In the SentinelOne excerpt provided, what forward P/E does the valuation model use?

▸ **Excerpt provided**
------

SentinelOne continues gaining traction across larger enterprises as customers consolidate security tools into unified platforms. Its strong gross margin profile provides room for future operating leverage, especially as management tightens spending. Adoption of the Singularity platform remains steady, supported by AI-driven capabilities that improve threat detection and response.
These strengths suggest SentinelOne has the foundation to stabilize results and gradually rebuild profitability. For investors, the company’s progress on efficiency and its position in a growing cybersecurity market offer reasons for optimism over the long term.
Bear Case: Profitability and Competition
Profitability remains the biggest concern. SentinelOne’s trailing EBIT margin is still negative, and the shift from hypergrowth to more moderate expansion puts pressure on management to improve margins quickly. The valuation is also elevated relative to near-term profitability, which adds risk if execution slows.
Competition is intense. CrowdStrike, Palo Alto Networks, and Microsoft continue investing heavily in threat detection and automation. For investors, the main risk is that slower adoption or pricing pressure could delay SentinelOne’s path to consistent profitability, making its current valuation harder to justify.
Outlook for 2028: What Could SentinelOne Be Worth?
Based on analysts’ average estimates, TIKR’s Guided Valuation Model using a 62.3x forward P E suggests SentinelOne could trade near $26/share by early 2028. That represents about 54% upside from today, or roughly 21.5% annualized returns.
This outlook assumes steady revenue growth and meaningful progress on margins. To deliver stronger upside, SentinelOne would need to accelerate profitability, expand enterprise deal sizes, and maintain consistent ARR momentum. Without that, investors should still expect solid but measured long-term returns.
For investors, SentinelOne appears to be transitioning from a high-growth, high-loss model toward a more balanced and scalable business. The long-term upside is compelling, but execution on profitability will determine how much of that upside is realized.

------

▸ **Supplied entries**
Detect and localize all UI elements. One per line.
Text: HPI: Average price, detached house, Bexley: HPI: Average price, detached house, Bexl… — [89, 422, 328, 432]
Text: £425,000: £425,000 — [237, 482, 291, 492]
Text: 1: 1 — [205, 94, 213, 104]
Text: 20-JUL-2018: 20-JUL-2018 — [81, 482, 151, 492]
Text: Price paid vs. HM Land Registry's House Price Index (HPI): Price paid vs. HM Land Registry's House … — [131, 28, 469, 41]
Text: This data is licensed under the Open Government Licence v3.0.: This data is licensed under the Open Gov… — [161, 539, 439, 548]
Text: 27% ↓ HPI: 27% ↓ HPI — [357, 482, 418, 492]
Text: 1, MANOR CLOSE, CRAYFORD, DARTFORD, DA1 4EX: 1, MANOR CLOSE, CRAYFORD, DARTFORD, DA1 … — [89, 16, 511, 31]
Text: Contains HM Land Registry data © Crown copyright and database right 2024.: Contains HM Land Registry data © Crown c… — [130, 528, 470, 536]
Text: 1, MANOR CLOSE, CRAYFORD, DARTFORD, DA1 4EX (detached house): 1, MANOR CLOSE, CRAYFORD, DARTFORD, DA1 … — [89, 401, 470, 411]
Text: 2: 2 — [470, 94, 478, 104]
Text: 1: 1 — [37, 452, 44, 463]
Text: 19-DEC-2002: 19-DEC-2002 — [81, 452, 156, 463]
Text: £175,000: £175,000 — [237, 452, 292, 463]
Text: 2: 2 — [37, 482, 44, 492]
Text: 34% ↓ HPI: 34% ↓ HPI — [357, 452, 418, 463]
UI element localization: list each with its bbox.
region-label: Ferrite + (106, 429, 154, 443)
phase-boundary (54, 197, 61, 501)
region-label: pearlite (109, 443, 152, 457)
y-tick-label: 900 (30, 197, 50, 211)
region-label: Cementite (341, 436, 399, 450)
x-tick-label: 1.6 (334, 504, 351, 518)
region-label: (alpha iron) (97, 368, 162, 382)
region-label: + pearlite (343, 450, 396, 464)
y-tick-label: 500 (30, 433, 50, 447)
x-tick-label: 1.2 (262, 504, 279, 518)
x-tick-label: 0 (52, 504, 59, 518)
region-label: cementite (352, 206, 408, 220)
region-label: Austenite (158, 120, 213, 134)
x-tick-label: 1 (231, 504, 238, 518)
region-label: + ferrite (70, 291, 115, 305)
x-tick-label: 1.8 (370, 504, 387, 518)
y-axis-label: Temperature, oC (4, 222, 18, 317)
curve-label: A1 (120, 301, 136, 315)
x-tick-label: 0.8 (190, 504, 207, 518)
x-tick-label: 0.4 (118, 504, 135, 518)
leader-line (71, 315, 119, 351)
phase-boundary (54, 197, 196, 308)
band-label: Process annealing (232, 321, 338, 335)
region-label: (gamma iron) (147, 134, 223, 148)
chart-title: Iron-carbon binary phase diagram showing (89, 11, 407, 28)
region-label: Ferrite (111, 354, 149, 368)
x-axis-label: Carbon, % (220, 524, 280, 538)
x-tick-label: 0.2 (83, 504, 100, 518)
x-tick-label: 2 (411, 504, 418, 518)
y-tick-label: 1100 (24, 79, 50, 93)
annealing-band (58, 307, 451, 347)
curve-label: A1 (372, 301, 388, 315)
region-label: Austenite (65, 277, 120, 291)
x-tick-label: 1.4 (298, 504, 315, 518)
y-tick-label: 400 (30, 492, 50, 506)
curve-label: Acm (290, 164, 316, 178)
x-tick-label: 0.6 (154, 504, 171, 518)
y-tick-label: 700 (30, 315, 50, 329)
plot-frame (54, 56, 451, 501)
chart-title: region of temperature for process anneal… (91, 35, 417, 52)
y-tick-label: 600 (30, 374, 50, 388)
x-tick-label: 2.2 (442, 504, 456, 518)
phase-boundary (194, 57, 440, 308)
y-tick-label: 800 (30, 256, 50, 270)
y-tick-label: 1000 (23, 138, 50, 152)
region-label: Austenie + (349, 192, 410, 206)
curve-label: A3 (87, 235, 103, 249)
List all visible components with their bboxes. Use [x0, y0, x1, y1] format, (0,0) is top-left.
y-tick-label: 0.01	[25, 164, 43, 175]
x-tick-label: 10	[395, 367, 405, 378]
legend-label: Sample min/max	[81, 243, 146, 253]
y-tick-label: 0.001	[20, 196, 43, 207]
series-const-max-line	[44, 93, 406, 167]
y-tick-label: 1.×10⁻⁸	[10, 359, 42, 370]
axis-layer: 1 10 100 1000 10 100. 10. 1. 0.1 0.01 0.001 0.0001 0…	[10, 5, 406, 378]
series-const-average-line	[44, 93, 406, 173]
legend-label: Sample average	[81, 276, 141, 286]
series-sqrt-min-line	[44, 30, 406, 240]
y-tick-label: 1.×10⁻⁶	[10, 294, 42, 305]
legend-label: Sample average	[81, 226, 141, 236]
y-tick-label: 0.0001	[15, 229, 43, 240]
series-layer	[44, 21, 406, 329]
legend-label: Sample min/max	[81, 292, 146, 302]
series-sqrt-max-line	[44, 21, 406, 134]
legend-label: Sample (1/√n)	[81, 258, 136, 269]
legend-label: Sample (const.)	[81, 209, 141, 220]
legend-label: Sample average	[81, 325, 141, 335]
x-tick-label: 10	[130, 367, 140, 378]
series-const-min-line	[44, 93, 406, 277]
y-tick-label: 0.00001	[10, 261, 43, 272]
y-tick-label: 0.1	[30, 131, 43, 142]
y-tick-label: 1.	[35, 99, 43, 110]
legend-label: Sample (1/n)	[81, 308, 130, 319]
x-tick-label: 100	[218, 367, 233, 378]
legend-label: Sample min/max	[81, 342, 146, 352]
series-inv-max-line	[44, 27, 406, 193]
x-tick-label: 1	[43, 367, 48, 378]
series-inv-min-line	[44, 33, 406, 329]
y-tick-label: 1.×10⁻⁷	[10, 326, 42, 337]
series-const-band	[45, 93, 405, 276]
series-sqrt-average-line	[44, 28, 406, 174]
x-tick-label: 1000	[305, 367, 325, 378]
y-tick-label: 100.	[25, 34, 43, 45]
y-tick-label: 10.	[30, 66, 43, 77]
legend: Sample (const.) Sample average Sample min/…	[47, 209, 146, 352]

------

▸ **Your solution**
62.3x